• [READING PASSAGE]:
----
I’m not going to belabor the obvious critique of this account, that it focuses too much on statistical growth and financial market performance and too little on employment (which, in the optimistic thought experiment, would follow statistical growth with a lag). Also, if we are enumerating headwinds to current GDP growth, I would have included the tailing off of Federal stimulus, a factor I don’t recall officials emphasizing.

I was impressed that Treasury officials had a pretty good understanding of the impediments to growth going forward. They understood that the core problem preventing business expansion isn’t access to capital but absence of demand. But I got the sense that, as they see things, they are boxed-in on that front, paralyzed and hoping for the best. When someone asked about monetary policy, an official said he really couldn’t comment on behalf of the Fed, but then proceeded to comment anyway, that in a very sharp downtown the Fed would have (presumably unconventional) ways to intervene, but that we were probably near the limits of what the central bank would do on the economy’s current path. Regarding their own bailiwick, an official perceptively pointed out that the set of spending programs Congress seems capable of delivering and the set of programs the public would consider wise and legitimate seem not to intersect. All of this resonated well with me: I view the current macro-sluggishness as a function of insufficient demand, yet stand with the hypothetical public in being hesitant to support “stimulus” and “jobs” programs that strike me as haphazardly targeted and sometimes wasteful or corrupt.

What ought a Treasury official do under these circumstances? Mike Konczal suggested that Treasury had latitude to stimulate without Congressional approval, pointing out that only a small fraction of the funds allocated to HAMP had been spent, and that with some cleverness the remainder could serve as a piggy bank. He was openly astonished when he was told that despite the tiny uptake thus far, according to Treasury’s extrapolations and accountings, at least $40 of the $50 billion allocated to HAMP would be used by the program and the funds were therefore already spoken for.
----
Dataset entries

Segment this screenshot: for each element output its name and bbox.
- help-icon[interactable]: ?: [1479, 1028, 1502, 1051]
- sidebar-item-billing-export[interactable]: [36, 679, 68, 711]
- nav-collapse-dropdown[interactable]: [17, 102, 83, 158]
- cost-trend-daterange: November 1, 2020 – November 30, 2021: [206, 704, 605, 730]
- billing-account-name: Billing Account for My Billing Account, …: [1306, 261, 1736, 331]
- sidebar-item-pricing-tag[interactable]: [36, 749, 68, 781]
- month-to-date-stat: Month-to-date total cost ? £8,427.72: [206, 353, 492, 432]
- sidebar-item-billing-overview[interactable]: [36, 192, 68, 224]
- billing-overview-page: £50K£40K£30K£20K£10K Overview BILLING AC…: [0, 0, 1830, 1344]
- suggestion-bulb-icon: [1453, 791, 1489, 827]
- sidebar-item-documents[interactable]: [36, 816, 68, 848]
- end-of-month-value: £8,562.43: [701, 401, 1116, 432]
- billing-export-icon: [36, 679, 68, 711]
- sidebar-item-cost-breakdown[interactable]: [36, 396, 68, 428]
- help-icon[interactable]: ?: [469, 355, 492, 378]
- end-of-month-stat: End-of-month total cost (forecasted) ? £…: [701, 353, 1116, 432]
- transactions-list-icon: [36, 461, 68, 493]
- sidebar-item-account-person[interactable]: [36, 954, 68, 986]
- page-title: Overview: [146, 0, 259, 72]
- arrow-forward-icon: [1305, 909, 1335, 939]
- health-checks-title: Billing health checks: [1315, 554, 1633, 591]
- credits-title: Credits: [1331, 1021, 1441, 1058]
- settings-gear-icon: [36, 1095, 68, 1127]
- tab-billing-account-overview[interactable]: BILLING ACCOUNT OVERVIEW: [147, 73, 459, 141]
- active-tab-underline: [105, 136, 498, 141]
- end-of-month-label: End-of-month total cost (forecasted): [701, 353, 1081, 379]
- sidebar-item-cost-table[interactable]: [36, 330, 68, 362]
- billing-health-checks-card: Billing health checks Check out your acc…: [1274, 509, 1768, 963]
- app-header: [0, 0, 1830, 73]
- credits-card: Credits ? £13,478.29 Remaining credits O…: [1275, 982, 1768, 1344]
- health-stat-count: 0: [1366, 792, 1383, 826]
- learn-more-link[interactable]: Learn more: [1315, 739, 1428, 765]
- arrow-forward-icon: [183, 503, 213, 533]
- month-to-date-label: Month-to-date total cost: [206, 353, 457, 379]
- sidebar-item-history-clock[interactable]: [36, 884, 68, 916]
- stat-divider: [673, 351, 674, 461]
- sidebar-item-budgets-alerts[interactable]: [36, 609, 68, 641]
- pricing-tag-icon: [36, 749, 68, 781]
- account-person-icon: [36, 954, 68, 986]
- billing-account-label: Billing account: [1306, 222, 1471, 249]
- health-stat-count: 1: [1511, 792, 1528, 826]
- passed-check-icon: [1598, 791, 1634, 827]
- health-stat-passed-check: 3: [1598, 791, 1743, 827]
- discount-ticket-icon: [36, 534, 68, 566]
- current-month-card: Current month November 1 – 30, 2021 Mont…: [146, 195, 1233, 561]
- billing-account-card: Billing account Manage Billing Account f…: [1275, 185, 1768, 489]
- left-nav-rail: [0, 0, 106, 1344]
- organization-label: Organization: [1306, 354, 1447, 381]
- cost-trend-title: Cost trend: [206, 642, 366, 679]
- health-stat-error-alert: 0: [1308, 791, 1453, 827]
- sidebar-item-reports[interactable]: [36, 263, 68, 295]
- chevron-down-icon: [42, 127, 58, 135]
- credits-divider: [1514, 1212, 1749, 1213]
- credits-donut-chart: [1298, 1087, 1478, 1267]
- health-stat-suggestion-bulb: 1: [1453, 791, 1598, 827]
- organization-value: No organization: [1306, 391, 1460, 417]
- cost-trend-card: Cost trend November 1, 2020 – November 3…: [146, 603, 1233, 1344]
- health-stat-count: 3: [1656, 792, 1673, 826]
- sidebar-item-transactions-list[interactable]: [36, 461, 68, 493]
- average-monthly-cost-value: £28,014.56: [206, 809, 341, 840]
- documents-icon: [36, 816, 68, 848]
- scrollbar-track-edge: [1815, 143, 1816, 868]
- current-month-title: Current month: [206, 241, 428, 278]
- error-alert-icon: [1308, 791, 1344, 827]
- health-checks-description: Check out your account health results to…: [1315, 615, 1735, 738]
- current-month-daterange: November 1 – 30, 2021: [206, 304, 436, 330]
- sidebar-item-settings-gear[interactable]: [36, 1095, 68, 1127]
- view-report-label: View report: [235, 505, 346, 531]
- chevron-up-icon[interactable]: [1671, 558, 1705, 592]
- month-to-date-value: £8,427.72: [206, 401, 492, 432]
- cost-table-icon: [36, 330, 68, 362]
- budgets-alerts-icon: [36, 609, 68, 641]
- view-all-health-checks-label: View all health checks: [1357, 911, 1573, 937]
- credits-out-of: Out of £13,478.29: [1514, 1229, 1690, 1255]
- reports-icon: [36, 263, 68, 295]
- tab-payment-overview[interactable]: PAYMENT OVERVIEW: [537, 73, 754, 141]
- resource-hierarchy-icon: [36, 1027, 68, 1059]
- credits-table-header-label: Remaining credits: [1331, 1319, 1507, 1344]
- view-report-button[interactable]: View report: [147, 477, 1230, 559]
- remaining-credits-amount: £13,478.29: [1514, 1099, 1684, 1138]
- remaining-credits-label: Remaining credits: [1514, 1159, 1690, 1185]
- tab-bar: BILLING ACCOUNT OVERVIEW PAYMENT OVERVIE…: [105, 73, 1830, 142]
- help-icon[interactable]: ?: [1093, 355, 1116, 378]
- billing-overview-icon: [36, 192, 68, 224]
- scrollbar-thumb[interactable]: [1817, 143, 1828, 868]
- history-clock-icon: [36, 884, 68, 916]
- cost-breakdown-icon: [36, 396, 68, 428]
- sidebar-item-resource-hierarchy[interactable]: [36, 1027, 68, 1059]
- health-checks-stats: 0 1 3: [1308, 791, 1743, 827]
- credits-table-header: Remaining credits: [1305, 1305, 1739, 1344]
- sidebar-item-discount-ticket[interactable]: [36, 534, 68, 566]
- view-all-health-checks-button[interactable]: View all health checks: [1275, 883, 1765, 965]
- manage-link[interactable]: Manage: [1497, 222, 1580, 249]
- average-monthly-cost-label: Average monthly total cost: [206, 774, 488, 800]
----
• [AIM OF THE TASK]: Summarize the passage on Treasury officials and economic growth in three sentences. The entries are separate material and have nothing to do with the passage on Treasury officials.

• [RESULT OF THIS EXERCISE]: Treasury officials understood that the main thing holding back business expansion is a lack of demand, not access to capital, but they seemed boxed in and were hoping for the best. One official pointed out that the spending programs Congress seems able to deliver and the programs the public would consider wise and legitimate don't seem to overlap. Mike Konczal suggested Treasury could stimulate without Congress by using unspent HAMP funds, but he was told that at least $40 of the $50 billion was expected to be used by the program and was already spoken for.